What you are asked to do:
Will you output the entries below exactly, skipping every image they contain?
------------------------
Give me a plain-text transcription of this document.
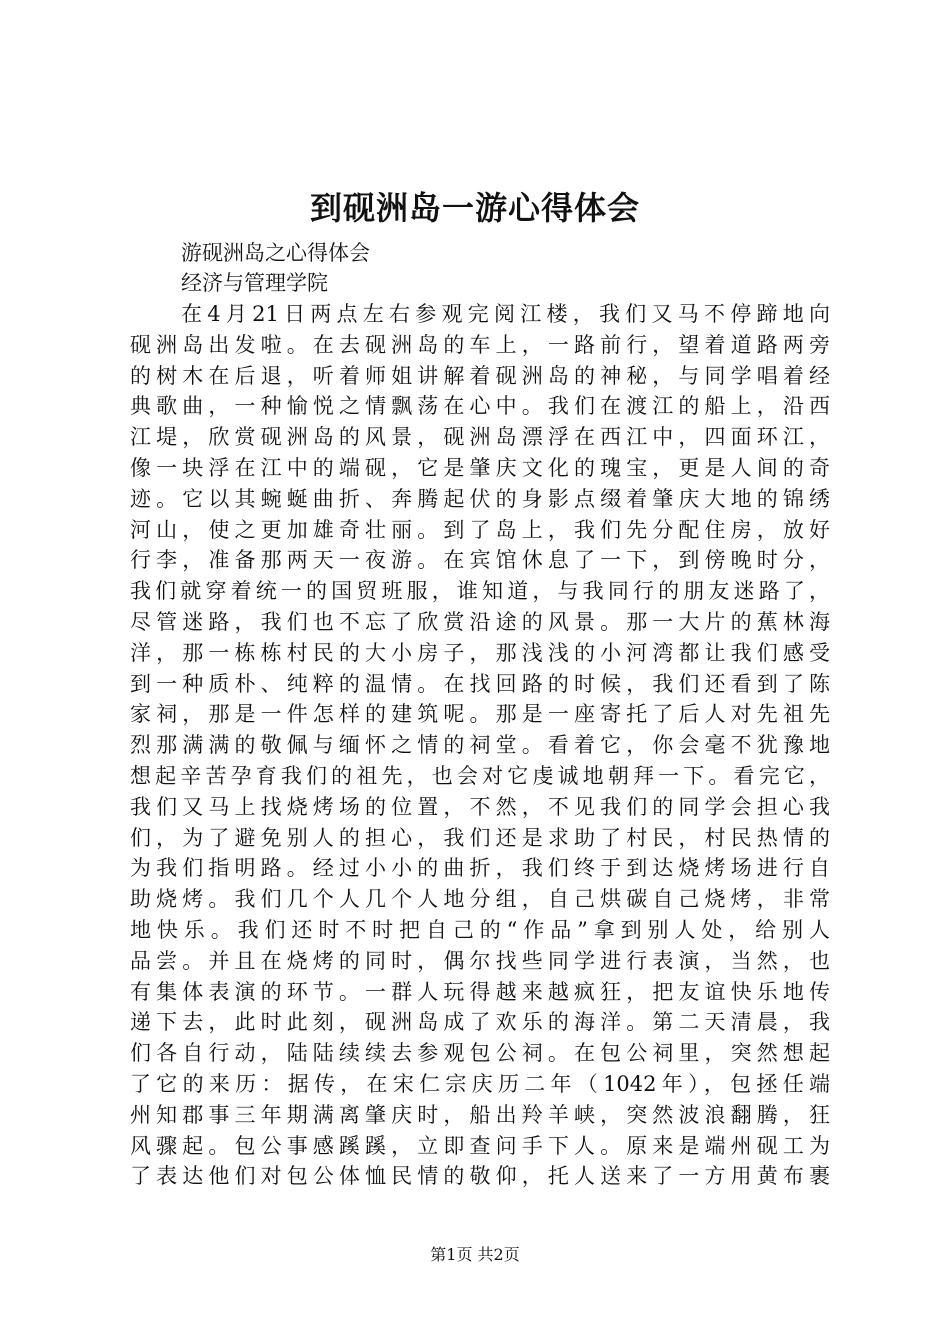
到砚洲岛一游心得体会
游砚洲岛之心得体会
经济与管理学院
在4月21日两点左右参观完阅江楼，我们又马不停蹄地向
砚洲岛出发啦。在去砚洲岛的车上，一路前行，望着道路两旁
的树木在后退，听着师姐讲解着砚洲岛的神秘，与同学唱着经
典歌曲，一种愉悦之情飘荡在心中。我们在渡江的船上，沿西
江堤，欣赏砚洲岛的风景，砚洲岛漂浮在西江中，四面环江，
像一块浮在江中的端砚，它是肇庆文化的瑰宝，更是人间的奇
迹。它以其蜿蜒曲折、奔腾起伏的身影点缀着肇庆大地的锦绣
河山，使之更加雄奇壮丽。到了岛上，我们先分配住房，放好
行李，准备那两天一夜游。在宾馆休息了一下，到傍晚时分，
我们就穿着统一的国贸班服，谁知道，与我同行的朋友迷路了，
尽管迷路，我们也不忘了欣赏沿途的风景。那一大片的蕉林海
洋，那一栋栋村民的大小房子，那浅浅的小河湾都让我们感受
到一种质朴、纯粹的温情。在找回路的时候，我们还看到了陈
家祠，那是一件怎样的建筑呢。那是一座寄托了后人对先祖先
烈那满满的敬佩与缅怀之情的祠堂。看着它，你会毫不犹豫地
想起辛苦孕育我们的祖先，也会对它虔诚地朝拜一下。看完它，
我们又马上找烧烤场的位置，不然，不见我们的同学会担心我
们，为了避免别人的担心，我们还是求助了村民，村民热情的
为我们指明路。经过小小的曲折，我们终于到达烧烤场进行自
助烧烤。我们几个人几个人地分组，自己烘碳自己烧烤，非常
地快乐。我们还时不时把自己的“作品”拿到别人处，给别人
品尝。并且在烧烤的同时，偶尔找些同学进行表演，当然，也
有集体表演的环节。一群人玩得越来越疯狂，把友谊快乐地传
递下去，此时此刻，砚洲岛成了欢乐的海洋。第二天清晨，我
们各自行动，陆陆续续去参观包公祠。在包公祠里，突然想起
了它的来历：据传，在宋仁宗庆历二年（1042年），包拯任端
州知郡事三年期满离肇庆时，船出羚羊峡，突然波浪翻腾，狂
风骤起。包公事感蹊蹊，立即查问手下人。原来是端州砚工为
了表达他们对包公体恤民情的敬仰，托人送来了一方用黄布裹
第1页 共2页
------------------------
Output of the task:
Give me a plain-text transcription of this document.
到砚洲岛一游心得体会
游砚洲岛之心得体会
经济与管理学院
在4月21日两点左右参观完阅江楼，我们又马不停蹄地向
砚洲岛出发啦。在去砚洲岛的车上，一路前行，望着道路两旁
的树木在后退，听着师姐讲解着砚洲岛的神秘，与同学唱着经
典歌曲，一种愉悦之情飘荡在心中。我们在渡江的船上，沿西
江堤，欣赏砚洲岛的风景，砚洲岛漂浮在西江中，四面环江，
像一块浮在江中的端砚，它是肇庆文化的瑰宝，更是人间的奇
迹。它以其蜿蜒曲折、奔腾起伏的身影点缀着肇庆大地的锦绣
河山，使之更加雄奇壮丽。到了岛上，我们先分配住房，放好
行李，准备那两天一夜游。在宾馆休息了一下，到傍晚时分，
我们就穿着统一的国贸班服，谁知道，与我同行的朋友迷路了，
尽管迷路，我们也不忘了欣赏沿途的风景。那一大片的蕉林海
洋，那一栋栋村民的大小房子，那浅浅的小河湾都让我们感受
到一种质朴、纯粹的温情。在找回路的时候，我们还看到了陈
家祠，那是一件怎样的建筑呢。那是一座寄托了后人对先祖先
烈那满满的敬佩与缅怀之情的祠堂。看着它，你会毫不犹豫地
想起辛苦孕育我们的祖先，也会对它虔诚地朝拜一下。看完它，
我们又马上找烧烤场的位置，不然，不见我们的同学会担心我
们，为了避免别人的担心，我们还是求助了村民，村民热情的
为我们指明路。经过小小的曲折，我们终于到达烧烤场进行自
助烧烤。我们几个人几个人地分组，自己烘碳自己烧烤，非常
地快乐。我们还时不时把自己的“作品”拿到别人处，给别人
品尝。并且在烧烤的同时，偶尔找些同学进行表演，当然，也
有集体表演的环节。一群人玩得越来越疯狂，把友谊快乐地传
递下去，此时此刻，砚洲岛成了欢乐的海洋。第二天清晨，我
们各自行动，陆陆续续去参观包公祠。在包公祠里，突然想起
了它的来历：据传，在宋仁宗庆历二年（1042年），包拯任端
州知郡事三年期满离肇庆时，船出羚羊峡，突然波浪翻腾，狂
风骤起。包公事感蹊蹊，立即查问手下人。原来是端州砚工为
了表达他们对包公体恤民情的敬仰，托人送来了一方用黄布裹
第1页 共2页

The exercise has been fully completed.